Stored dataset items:
◇ ◇ ◇

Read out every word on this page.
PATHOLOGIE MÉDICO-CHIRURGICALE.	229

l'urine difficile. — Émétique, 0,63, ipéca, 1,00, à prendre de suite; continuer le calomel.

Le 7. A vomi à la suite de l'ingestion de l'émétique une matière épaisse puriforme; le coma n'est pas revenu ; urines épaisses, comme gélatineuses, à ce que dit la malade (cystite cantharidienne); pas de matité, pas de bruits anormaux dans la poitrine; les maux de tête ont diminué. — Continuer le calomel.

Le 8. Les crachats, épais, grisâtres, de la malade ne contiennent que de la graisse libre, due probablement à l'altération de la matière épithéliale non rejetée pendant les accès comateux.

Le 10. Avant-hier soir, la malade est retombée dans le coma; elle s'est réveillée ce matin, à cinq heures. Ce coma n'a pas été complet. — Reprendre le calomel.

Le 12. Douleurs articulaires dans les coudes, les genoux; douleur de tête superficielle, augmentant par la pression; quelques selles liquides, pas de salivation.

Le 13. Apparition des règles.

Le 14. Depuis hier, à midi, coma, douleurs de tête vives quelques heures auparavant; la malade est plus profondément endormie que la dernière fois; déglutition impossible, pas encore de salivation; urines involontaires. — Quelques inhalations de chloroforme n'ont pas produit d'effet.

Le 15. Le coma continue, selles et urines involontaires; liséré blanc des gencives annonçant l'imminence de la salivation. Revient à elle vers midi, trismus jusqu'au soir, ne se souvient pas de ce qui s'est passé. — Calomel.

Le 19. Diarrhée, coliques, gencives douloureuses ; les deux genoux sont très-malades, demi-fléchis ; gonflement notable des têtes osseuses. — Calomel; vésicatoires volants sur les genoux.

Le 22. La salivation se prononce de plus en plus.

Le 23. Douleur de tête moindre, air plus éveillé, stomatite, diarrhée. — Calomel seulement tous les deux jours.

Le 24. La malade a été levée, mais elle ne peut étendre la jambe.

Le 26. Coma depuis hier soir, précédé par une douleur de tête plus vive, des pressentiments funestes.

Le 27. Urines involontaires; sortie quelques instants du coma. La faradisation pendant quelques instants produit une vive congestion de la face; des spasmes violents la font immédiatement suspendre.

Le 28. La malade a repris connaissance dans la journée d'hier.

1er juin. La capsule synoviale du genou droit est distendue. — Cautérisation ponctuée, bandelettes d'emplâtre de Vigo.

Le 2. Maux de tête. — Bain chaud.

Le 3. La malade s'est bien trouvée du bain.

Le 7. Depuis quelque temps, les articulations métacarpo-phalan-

◇ ◇ ◇

• [Your instructions]: Print all of the entries again, exactly as written.

• [Full solution]:
Read out every word on this page.
PATHOLOGIE MÉDICO-CHIRURGICALE.	229

l'urine difficile. — Émétique, 0,63, ipéca, 1,00, à prendre de suite; continuer le calomel.

Le 7. A vomi à la suite de l'ingestion de l'émétique une matière épaisse puriforme; le coma n'est pas revenu ; urines épaisses, comme gélatineuses, à ce que dit la malade (cystite cantharidienne); pas de matité, pas de bruits anormaux dans la poitrine; les maux de tête ont diminué. — Continuer le calomel.

Le 8. Les crachats, épais, grisâtres, de la malade ne contiennent que de la graisse libre, due probablement à l'altération de la matière épithéliale non rejetée pendant les accès comateux.

Le 10. Avant-hier soir, la malade est retombée dans le coma; elle s'est réveillée ce matin, à cinq heures. Ce coma n'a pas été complet. — Reprendre le calomel.

Le 12. Douleurs articulaires dans les coudes, les genoux; douleur de tête superficielle, augmentant par la pression; quelques selles liquides, pas de salivation.

Le 13. Apparition des règles.

Le 14. Depuis hier, à midi, coma, douleurs de tête vives quelques heures auparavant; la malade est plus profondément endormie que la dernière fois; déglutition impossible, pas encore de salivation; urines involontaires. — Quelques inhalations de chloroforme n'ont pas produit d'effet.

Le 15. Le coma continue, selles et urines involontaires; liséré blanc des gencives annonçant l'imminence de la salivation. Revient à elle vers midi, trismus jusqu'au soir, ne se souvient pas de ce qui s'est passé. — Calomel.

Le 19. Diarrhée, coliques, gencives douloureuses ; les deux genoux sont très-malades, demi-fléchis ; gonflement notable des têtes osseuses. — Calomel; vésicatoires volants sur les genoux.

Le 22. La salivation se prononce de plus en plus.

Le 23. Douleur de tête moindre, air plus éveillé, stomatite, diarrhée. — Calomel seulement tous les deux jours.

Le 24. La malade a été levée, mais elle ne peut étendre la jambe.

Le 26. Coma depuis hier soir, précédé par une douleur de tête plus vive, des pressentiments funestes.

Le 27. Urines involontaires; sortie quelques instants du coma. La faradisation pendant quelques instants produit une vive congestion de la face; des spasmes violents la font immédiatement suspendre.

Le 28. La malade a repris connaissance dans la journée d'hier.

1er juin. La capsule synoviale du genou droit est distendue. — Cautérisation ponctuée, bandelettes d'emplâtre de Vigo.

Le 2. Maux de tête. — Bain chaud.

Le 3. La malade s'est bien trouvée du bain.

Le 7. Depuis quelque temps, les articulations métacarpo-phalan-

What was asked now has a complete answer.